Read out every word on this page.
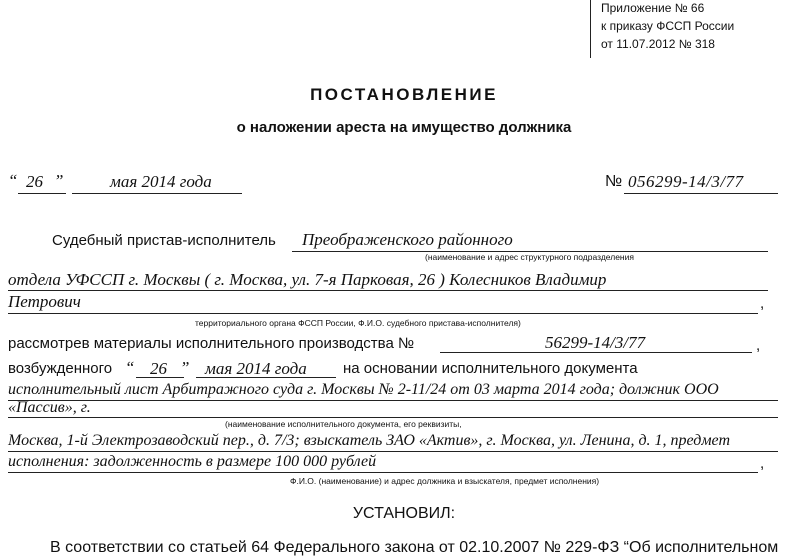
Приложение № 66
к приказу ФССП России
от 11.07.2012 № 318
ПОСТАНОВЛЕНИЕ
о наложении ареста на имущество должника
“ 26 ”	мая 2014 года	№ 056299-14/3/77
Судебный пристав-исполнитель Преображенского районного
(наименование и адрес структурного подразделения
отдела УФССП г. Москвы ( г. Москва, ул. 7-я Парковая, 26 ) Колесников Владимир
Петрович	,
территориального органа ФССП России, Ф.И.О. судебного пристава-исполнителя)
рассмотрев материалы исполнительного производства №	56299-14/3/77	,
возбужденного “ 26 ” мая 2014 года на основании исполнительного документа
исполнительный лист Арбитражного суда г. Москвы № 2-11/24 от 03 марта 2014 года; должник ООО
«Пассив», г.
(наименование исполнительного документа, его реквизиты,
Москва, 1-й Электрозаводский пер., д. 7/3; взыскатель ЗАО «Актив», г. Москва, ул. Ленина, д. 1, предмет
исполнения: задолженность в размере 100 000 рублей	,
Ф.И.О. (наименование) и адрес должника и взыскателя, предмет исполнения)
УСТАНОВИЛ:
В соответствии со статьей 64 Федерального закона от 02.10.2007 № 229-ФЗ “Об исполнительном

● ● ● ● ●

Given problem:
Your copy should match the entries exactly, minus the pictures.

Full answer:
Read out every word on this page.
Приложение № 66
к приказу ФССП России
от 11.07.2012 № 318
ПОСТАНОВЛЕНИЕ
о наложении ареста на имущество должника
“ 26 ”	мая 2014 года	№ 056299-14/3/77
Судебный пристав-исполнитель Преображенского районного
(наименование и адрес структурного подразделения
отдела УФССП г. Москвы ( г. Москва, ул. 7-я Парковая, 26 ) Колесников Владимир
Петрович	,
территориального органа ФССП России, Ф.И.О. судебного пристава-исполнителя)
рассмотрев материалы исполнительного производства №	56299-14/3/77	,
возбужденного “ 26 ” мая 2014 года на основании исполнительного документа
исполнительный лист Арбитражного суда г. Москвы № 2-11/24 от 03 марта 2014 года; должник ООО
«Пассив», г.
(наименование исполнительного документа, его реквизиты,
Москва, 1-й Электрозаводский пер., д. 7/3; взыскатель ЗАО «Актив», г. Москва, ул. Ленина, д. 1, предмет
исполнения: задолженность в размере 100 000 рублей	,
Ф.И.О. (наименование) и адрес должника и взыскателя, предмет исполнения)
УСТАНОВИЛ:
В соответствии со статьей 64 Федерального закона от 02.10.2007 № 229-ФЗ “Об исполнительном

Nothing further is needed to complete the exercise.